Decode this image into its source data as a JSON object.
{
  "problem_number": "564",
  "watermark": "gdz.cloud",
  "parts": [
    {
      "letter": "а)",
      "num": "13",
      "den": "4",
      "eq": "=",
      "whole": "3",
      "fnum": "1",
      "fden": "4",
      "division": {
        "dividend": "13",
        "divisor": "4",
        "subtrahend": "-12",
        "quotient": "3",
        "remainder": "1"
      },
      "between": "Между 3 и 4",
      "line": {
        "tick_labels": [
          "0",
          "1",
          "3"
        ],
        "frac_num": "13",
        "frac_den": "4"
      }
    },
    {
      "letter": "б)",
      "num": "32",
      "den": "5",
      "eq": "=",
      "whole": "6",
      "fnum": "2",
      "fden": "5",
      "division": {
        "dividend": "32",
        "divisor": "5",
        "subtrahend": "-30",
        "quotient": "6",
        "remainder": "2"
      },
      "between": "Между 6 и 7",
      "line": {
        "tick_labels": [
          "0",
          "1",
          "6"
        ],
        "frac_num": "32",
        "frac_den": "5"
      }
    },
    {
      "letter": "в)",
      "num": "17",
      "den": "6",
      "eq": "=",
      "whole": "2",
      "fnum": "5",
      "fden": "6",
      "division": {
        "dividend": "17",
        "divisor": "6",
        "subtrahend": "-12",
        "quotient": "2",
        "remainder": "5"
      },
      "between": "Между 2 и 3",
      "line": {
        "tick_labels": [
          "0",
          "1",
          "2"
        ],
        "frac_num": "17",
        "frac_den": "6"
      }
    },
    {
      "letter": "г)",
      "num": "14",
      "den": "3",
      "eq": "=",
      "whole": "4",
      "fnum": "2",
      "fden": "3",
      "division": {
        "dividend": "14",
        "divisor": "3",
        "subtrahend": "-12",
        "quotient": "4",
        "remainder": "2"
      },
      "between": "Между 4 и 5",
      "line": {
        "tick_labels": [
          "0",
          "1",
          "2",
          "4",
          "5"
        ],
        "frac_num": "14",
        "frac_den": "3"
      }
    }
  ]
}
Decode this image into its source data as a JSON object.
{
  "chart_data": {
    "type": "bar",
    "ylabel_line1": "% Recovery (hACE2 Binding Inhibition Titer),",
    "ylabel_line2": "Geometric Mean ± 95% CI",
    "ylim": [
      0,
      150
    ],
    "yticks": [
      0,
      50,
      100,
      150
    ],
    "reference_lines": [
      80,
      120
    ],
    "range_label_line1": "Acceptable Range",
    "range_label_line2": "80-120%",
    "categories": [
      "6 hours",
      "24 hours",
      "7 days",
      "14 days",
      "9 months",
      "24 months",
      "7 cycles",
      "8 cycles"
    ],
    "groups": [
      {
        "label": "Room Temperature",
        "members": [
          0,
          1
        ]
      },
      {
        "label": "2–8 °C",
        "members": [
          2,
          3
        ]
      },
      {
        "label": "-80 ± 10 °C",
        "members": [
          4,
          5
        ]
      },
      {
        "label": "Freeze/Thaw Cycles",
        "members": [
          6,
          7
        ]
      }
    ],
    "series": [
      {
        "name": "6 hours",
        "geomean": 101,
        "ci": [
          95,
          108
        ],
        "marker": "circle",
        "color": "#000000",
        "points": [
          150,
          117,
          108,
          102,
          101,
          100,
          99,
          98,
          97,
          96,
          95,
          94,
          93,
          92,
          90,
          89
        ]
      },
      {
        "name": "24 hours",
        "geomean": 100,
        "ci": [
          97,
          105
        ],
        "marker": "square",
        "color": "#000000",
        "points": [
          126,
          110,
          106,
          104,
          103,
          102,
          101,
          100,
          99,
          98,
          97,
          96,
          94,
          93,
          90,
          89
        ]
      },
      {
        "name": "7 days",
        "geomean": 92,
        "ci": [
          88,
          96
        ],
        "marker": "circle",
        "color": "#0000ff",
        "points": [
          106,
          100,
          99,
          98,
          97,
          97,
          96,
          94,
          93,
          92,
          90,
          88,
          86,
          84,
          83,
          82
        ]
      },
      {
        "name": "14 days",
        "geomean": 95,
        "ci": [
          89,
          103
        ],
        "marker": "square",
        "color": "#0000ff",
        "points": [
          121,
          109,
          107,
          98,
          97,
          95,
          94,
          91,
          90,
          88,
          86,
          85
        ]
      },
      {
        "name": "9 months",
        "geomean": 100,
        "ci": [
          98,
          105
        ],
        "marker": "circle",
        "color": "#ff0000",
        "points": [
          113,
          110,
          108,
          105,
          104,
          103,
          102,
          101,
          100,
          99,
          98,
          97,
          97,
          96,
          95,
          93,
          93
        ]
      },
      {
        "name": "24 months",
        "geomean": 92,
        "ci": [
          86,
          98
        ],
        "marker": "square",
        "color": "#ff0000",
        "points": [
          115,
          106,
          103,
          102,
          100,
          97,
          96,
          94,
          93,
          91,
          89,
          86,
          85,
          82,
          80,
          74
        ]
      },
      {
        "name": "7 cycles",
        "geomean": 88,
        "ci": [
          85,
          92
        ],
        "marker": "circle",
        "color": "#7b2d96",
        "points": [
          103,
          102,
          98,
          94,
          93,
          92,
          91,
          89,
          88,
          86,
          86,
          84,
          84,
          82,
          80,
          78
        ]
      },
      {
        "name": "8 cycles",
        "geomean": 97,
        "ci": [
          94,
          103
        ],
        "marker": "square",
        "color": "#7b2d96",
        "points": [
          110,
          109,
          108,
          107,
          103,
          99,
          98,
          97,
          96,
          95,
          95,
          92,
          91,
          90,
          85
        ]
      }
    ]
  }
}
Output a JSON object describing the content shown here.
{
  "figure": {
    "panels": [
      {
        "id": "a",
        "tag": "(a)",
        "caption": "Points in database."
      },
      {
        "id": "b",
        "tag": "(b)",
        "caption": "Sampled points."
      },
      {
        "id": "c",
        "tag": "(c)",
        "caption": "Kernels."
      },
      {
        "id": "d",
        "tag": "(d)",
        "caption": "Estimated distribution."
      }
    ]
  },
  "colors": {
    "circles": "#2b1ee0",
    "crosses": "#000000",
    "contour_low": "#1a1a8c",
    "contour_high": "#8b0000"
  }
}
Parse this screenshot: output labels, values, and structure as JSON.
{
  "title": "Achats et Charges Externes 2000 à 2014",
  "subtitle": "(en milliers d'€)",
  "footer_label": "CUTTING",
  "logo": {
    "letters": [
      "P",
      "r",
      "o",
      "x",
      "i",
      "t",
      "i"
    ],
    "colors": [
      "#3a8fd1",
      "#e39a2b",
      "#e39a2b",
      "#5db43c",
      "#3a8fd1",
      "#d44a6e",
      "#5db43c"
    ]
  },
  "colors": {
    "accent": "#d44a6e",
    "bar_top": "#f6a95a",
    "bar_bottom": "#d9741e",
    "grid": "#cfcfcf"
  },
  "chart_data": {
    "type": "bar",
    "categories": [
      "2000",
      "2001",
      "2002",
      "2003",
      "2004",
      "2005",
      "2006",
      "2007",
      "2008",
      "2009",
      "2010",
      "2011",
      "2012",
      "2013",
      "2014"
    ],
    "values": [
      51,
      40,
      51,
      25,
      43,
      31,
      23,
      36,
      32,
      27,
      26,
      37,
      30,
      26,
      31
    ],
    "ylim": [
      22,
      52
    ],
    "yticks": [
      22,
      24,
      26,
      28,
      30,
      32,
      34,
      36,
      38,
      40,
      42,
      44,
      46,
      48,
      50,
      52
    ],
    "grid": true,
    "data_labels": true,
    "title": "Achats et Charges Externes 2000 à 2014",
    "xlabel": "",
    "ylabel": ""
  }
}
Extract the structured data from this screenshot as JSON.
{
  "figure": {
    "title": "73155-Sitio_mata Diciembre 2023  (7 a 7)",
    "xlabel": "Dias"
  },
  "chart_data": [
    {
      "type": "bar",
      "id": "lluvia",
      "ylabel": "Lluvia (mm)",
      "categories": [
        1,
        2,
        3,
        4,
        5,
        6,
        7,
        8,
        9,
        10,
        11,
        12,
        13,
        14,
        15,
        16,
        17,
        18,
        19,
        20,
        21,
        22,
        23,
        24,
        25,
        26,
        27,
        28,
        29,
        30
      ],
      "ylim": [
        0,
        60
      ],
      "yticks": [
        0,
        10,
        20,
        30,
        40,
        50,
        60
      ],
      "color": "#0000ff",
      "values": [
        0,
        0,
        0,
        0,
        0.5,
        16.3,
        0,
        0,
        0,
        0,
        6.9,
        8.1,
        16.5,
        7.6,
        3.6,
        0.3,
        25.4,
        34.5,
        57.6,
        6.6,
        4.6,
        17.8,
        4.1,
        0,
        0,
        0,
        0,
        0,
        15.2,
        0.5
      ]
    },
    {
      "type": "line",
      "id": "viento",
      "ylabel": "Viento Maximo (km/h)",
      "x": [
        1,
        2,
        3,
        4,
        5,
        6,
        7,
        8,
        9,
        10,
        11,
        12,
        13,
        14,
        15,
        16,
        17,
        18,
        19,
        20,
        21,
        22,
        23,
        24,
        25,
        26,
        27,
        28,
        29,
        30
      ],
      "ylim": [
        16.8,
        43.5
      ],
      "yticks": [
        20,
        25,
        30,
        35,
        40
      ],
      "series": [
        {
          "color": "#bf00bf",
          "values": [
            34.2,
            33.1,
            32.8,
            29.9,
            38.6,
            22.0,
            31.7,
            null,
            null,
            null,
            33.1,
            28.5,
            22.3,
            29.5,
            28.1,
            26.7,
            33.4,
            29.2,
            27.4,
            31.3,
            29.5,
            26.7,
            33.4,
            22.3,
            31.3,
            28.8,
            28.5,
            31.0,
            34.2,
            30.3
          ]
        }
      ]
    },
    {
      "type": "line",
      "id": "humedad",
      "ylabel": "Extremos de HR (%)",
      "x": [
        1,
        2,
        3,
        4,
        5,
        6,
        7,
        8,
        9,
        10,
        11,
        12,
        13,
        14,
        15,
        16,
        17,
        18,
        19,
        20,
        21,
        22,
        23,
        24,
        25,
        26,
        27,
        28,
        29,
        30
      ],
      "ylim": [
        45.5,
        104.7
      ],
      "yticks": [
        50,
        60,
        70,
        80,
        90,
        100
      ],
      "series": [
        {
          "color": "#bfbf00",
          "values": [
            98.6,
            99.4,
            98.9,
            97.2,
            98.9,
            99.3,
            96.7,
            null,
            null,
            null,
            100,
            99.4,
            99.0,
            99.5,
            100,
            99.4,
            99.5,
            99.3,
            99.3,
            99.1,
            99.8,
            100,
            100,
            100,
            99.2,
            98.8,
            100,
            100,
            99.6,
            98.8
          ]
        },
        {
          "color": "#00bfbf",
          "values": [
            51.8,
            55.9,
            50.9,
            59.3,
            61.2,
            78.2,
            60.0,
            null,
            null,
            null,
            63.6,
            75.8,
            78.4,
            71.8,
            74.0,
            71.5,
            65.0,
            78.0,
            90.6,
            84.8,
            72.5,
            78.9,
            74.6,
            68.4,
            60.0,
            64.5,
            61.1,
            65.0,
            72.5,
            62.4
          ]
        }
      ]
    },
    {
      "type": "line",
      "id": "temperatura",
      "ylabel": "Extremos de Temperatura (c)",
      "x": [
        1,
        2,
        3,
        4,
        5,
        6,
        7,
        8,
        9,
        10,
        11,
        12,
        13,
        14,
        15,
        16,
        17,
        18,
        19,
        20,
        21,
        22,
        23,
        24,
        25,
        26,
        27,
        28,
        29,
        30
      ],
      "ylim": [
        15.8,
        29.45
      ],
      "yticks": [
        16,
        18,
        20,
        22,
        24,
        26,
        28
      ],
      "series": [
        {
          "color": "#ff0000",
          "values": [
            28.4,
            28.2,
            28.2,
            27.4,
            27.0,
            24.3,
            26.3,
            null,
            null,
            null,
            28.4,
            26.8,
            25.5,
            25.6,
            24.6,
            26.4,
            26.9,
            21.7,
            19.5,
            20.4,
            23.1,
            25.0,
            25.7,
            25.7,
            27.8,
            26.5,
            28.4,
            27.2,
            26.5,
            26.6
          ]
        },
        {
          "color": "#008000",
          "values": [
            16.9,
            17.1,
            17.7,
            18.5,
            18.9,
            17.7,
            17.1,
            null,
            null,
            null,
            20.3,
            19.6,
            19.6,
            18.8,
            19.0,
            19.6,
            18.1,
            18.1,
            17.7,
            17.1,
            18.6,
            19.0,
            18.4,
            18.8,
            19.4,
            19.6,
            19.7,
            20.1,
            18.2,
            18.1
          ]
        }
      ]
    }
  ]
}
········
## EXERCISE DETAILS:
Tally the lines in the entries above that hold the word "Между". Reply with nothing but that count.

## WORKED SOLUTION:
4